» YOUR TASK:
Copy all of the material below exactly.

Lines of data
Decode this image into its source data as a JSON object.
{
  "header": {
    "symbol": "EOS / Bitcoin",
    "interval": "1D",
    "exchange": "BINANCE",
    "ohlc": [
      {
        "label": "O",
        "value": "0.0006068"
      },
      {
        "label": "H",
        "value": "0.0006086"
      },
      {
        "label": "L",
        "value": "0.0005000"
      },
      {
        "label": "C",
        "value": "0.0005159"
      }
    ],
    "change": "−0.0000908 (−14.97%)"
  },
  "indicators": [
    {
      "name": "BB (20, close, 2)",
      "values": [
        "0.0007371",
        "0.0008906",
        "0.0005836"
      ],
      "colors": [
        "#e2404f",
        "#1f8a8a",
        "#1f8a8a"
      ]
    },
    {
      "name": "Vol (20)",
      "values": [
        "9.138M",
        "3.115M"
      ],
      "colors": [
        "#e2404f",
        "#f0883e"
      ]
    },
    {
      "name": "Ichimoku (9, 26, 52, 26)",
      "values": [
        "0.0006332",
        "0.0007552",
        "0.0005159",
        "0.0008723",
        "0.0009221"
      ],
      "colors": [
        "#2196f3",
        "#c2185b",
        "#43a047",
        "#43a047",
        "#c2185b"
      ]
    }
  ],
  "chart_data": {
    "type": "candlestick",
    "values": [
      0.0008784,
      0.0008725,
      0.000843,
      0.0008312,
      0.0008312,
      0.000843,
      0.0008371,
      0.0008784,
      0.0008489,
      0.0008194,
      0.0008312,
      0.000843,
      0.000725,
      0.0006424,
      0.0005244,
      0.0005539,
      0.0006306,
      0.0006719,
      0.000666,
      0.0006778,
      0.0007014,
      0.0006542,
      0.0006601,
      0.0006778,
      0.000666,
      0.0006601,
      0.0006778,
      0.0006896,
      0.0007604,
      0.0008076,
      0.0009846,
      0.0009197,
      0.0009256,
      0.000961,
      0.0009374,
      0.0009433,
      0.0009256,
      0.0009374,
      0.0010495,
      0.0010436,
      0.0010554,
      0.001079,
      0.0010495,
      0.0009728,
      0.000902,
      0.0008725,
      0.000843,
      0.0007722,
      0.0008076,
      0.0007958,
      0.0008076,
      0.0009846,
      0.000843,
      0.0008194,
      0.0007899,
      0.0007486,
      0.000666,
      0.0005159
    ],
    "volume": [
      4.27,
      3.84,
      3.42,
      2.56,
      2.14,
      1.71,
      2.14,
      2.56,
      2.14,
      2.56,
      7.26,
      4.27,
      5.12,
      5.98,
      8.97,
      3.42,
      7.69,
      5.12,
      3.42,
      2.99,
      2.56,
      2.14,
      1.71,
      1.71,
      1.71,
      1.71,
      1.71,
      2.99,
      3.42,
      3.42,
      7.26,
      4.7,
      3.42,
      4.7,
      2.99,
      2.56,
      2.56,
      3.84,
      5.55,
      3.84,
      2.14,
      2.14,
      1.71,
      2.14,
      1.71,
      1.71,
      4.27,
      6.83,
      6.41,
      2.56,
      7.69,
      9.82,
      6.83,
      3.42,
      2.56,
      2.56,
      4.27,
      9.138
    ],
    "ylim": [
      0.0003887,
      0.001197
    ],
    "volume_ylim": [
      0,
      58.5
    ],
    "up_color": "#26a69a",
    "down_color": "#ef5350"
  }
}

» SOLUTION FOR THIS TASK:
Decode this image into its source data as a JSON object.
{
  "header": {
    "symbol": "EOS / Bitcoin",
    "interval": "1D",
    "exchange": "BINANCE",
    "ohlc": [
      {
        "label": "O",
        "value": "0.0006068"
      },
      {
        "label": "H",
        "value": "0.0006086"
      },
      {
        "label": "L",
        "value": "0.0005000"
      },
      {
        "label": "C",
        "value": "0.0005159"
      }
    ],
    "change": "−0.0000908 (−14.97%)"
  },
  "indicators": [
    {
      "name": "BB (20, close, 2)",
      "values": [
        "0.0007371",
        "0.0008906",
        "0.0005836"
      ],
      "colors": [
        "#e2404f",
        "#1f8a8a",
        "#1f8a8a"
      ]
    },
    {
      "name": "Vol (20)",
      "values": [
        "9.138M",
        "3.115M"
      ],
      "colors": [
        "#e2404f",
        "#f0883e"
      ]
    },
    {
      "name": "Ichimoku (9, 26, 52, 26)",
      "values": [
        "0.0006332",
        "0.0007552",
        "0.0005159",
        "0.0008723",
        "0.0009221"
      ],
      "colors": [
        "#2196f3",
        "#c2185b",
        "#43a047",
        "#43a047",
        "#c2185b"
      ]
    }
  ],
  "chart_data": {
    "type": "candlestick",
    "values": [
      0.0008784,
      0.0008725,
      0.000843,
      0.0008312,
      0.0008312,
      0.000843,
      0.0008371,
      0.0008784,
      0.0008489,
      0.0008194,
      0.0008312,
      0.000843,
      0.000725,
      0.0006424,
      0.0005244,
      0.0005539,
      0.0006306,
      0.0006719,
      0.000666,
      0.0006778,
      0.0007014,
      0.0006542,
      0.0006601,
      0.0006778,
      0.000666,
      0.0006601,
      0.0006778,
      0.0006896,
      0.0007604,
      0.0008076,
      0.0009846,
      0.0009197,
      0.0009256,
      0.000961,
      0.0009374,
      0.0009433,
      0.0009256,
      0.0009374,
      0.0010495,
      0.0010436,
      0.0010554,
      0.001079,
      0.0010495,
      0.0009728,
      0.000902,
      0.0008725,
      0.000843,
      0.0007722,
      0.0008076,
      0.0007958,
      0.0008076,
      0.0009846,
      0.000843,
      0.0008194,
      0.0007899,
      0.0007486,
      0.000666,
      0.0005159
    ],
    "volume": [
      4.27,
      3.84,
      3.42,
      2.56,
      2.14,
      1.71,
      2.14,
      2.56,
      2.14,
      2.56,
      7.26,
      4.27,
      5.12,
      5.98,
      8.97,
      3.42,
      7.69,
      5.12,
      3.42,
      2.99,
      2.56,
      2.14,
      1.71,
      1.71,
      1.71,
      1.71,
      1.71,
      2.99,
      3.42,
      3.42,
      7.26,
      4.7,
      3.42,
      4.7,
      2.99,
      2.56,
      2.56,
      3.84,
      5.55,
      3.84,
      2.14,
      2.14,
      1.71,
      2.14,
      1.71,
      1.71,
      4.27,
      6.83,
      6.41,
      2.56,
      7.69,
      9.82,
      6.83,
      3.42,
      2.56,
      2.56,
      4.27,
      9.138
    ],
    "ylim": [
      0.0003887,
      0.001197
    ],
    "volume_ylim": [
      0,
      58.5
    ],
    "up_color": "#26a69a",
    "down_color": "#ef5350"
  }
}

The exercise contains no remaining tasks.